> **Aim of the exercise**
The line containing "Type out the text in this image." and every line after it, through the last, are to be extracted exactly; no other lines belong in the answer.
-------
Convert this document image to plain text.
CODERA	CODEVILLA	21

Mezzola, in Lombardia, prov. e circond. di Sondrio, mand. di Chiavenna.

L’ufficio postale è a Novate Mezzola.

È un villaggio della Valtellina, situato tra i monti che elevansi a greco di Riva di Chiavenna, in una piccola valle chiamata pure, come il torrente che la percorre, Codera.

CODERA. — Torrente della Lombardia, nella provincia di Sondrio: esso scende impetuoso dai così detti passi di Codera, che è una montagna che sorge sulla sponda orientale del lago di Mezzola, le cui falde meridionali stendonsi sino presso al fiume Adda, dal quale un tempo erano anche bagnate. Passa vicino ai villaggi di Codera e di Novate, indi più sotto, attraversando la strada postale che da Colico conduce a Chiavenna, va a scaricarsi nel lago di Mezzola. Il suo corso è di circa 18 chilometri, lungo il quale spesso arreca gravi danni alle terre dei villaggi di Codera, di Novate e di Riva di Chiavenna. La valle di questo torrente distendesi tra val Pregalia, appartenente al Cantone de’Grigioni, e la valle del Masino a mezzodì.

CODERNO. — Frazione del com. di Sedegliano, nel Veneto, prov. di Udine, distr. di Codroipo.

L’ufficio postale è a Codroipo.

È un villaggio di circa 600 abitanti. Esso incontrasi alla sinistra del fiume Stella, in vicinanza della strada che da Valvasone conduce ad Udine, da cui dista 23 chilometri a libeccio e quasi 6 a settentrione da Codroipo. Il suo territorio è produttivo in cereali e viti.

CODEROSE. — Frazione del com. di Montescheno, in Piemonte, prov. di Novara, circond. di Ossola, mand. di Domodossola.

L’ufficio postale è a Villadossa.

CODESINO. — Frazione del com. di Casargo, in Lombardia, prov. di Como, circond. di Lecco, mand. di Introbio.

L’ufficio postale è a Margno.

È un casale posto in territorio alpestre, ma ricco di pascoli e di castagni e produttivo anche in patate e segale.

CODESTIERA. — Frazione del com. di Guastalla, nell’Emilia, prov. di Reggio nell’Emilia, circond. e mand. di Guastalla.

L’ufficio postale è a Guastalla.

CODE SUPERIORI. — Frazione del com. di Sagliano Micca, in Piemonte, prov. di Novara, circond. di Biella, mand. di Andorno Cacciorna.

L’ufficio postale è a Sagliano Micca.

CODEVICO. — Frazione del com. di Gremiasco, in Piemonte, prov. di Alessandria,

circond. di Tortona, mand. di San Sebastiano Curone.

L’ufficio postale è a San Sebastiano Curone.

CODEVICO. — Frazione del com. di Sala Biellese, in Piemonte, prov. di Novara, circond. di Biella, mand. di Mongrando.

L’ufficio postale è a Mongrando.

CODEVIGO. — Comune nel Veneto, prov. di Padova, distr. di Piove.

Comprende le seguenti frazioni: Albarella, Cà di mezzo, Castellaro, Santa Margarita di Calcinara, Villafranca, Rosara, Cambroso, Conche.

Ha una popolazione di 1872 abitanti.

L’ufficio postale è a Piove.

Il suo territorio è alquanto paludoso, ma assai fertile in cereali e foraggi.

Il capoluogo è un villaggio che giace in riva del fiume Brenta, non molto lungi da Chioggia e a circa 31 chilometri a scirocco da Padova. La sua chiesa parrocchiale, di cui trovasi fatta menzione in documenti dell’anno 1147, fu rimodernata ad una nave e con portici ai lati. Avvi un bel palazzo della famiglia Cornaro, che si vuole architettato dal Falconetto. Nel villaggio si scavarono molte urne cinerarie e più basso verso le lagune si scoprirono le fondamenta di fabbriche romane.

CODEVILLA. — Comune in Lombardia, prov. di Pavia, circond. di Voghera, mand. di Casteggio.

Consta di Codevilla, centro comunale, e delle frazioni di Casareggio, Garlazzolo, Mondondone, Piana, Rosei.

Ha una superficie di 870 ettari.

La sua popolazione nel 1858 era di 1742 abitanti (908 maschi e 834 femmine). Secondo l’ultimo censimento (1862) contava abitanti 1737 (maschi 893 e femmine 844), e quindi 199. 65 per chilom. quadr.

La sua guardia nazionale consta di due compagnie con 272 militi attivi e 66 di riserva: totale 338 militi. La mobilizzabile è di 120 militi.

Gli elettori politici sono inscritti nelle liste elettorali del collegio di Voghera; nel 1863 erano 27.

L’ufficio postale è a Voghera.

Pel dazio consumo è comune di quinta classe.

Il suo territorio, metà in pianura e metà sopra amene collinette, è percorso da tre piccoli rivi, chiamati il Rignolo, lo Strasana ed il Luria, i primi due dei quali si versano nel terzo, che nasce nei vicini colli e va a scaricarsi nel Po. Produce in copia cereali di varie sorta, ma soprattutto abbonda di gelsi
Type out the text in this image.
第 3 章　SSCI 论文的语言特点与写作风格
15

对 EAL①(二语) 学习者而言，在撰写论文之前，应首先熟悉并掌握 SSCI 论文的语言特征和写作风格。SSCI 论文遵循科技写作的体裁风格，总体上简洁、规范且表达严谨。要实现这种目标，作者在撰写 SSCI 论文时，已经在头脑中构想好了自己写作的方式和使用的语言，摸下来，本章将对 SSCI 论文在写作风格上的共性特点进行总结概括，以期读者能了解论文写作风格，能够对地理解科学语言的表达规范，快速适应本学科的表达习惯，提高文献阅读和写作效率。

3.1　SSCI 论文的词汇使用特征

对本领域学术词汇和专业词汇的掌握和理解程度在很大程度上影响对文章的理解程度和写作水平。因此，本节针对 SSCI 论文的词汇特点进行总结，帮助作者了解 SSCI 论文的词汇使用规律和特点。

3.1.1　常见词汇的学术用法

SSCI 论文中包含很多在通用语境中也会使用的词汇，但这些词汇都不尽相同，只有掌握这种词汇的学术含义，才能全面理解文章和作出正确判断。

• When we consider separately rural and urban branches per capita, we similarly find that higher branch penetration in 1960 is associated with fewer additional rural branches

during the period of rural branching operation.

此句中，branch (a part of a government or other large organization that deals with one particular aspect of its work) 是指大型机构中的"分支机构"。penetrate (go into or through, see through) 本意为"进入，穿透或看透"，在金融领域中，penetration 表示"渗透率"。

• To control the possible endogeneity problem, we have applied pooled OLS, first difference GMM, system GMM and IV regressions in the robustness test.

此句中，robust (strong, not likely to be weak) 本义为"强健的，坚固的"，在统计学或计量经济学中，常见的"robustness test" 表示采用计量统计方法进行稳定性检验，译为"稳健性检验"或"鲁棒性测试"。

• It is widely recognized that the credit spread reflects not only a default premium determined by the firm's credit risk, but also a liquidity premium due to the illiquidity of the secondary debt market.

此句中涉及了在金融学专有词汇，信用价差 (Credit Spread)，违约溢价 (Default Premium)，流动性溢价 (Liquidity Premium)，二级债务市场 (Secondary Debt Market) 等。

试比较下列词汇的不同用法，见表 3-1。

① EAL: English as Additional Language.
-------
> **Expected output**
Type out the text in this image.
第 3 章　SSCI 论文的语言特点与写作风格
15

对 EAL①(二语) 学习者而言，在撰写论文之前，应首先熟悉并掌握 SSCI 论文的语言特征和写作风格。SSCI 论文遵循科技写作的体裁风格，总体上简洁、规范且表达严谨。要实现这种目标，作者在撰写 SSCI 论文时，已经在头脑中构想好了自己写作的方式和使用的语言，摸下来，本章将对 SSCI 论文在写作风格上的共性特点进行总结概括，以期读者能了解论文写作风格，能够对地理解科学语言的表达规范，快速适应本学科的表达习惯，提高文献阅读和写作效率。

3.1　SSCI 论文的词汇使用特征

对本领域学术词汇和专业词汇的掌握和理解程度在很大程度上影响对文章的理解程度和写作水平。因此，本节针对 SSCI 论文的词汇特点进行总结，帮助作者了解 SSCI 论文的词汇使用规律和特点。

3.1.1　常见词汇的学术用法

SSCI 论文中包含很多在通用语境中也会使用的词汇，但这些词汇都不尽相同，只有掌握这种词汇的学术含义，才能全面理解文章和作出正确判断。

• When we consider separately rural and urban branches per capita, we similarly find that higher branch penetration in 1960 is associated with fewer additional rural branches

during the period of rural branching operation.

此句中，branch (a part of a government or other large organization that deals with one particular aspect of its work) 是指大型机构中的"分支机构"。penetrate (go into or through, see through) 本意为"进入，穿透或看透"，在金融领域中，penetration 表示"渗透率"。

• To control the possible endogeneity problem, we have applied pooled OLS, first difference GMM, system GMM and IV regressions in the robustness test.

此句中，robust (strong, not likely to be weak) 本义为"强健的，坚固的"，在统计学或计量经济学中，常见的"robustness test" 表示采用计量统计方法进行稳定性检验，译为"稳健性检验"或"鲁棒性测试"。

• It is widely recognized that the credit spread reflects not only a default premium determined by the firm's credit risk, but also a liquidity premium due to the illiquidity of the secondary debt market.

此句中涉及了在金融学专有词汇，信用价差 (Credit Spread)，违约溢价 (Default Premium)，流动性溢价 (Liquidity Premium)，二级债务市场 (Secondary Debt Market) 等。

试比较下列词汇的不同用法，见表 3-1。

① EAL: English as Additional Language.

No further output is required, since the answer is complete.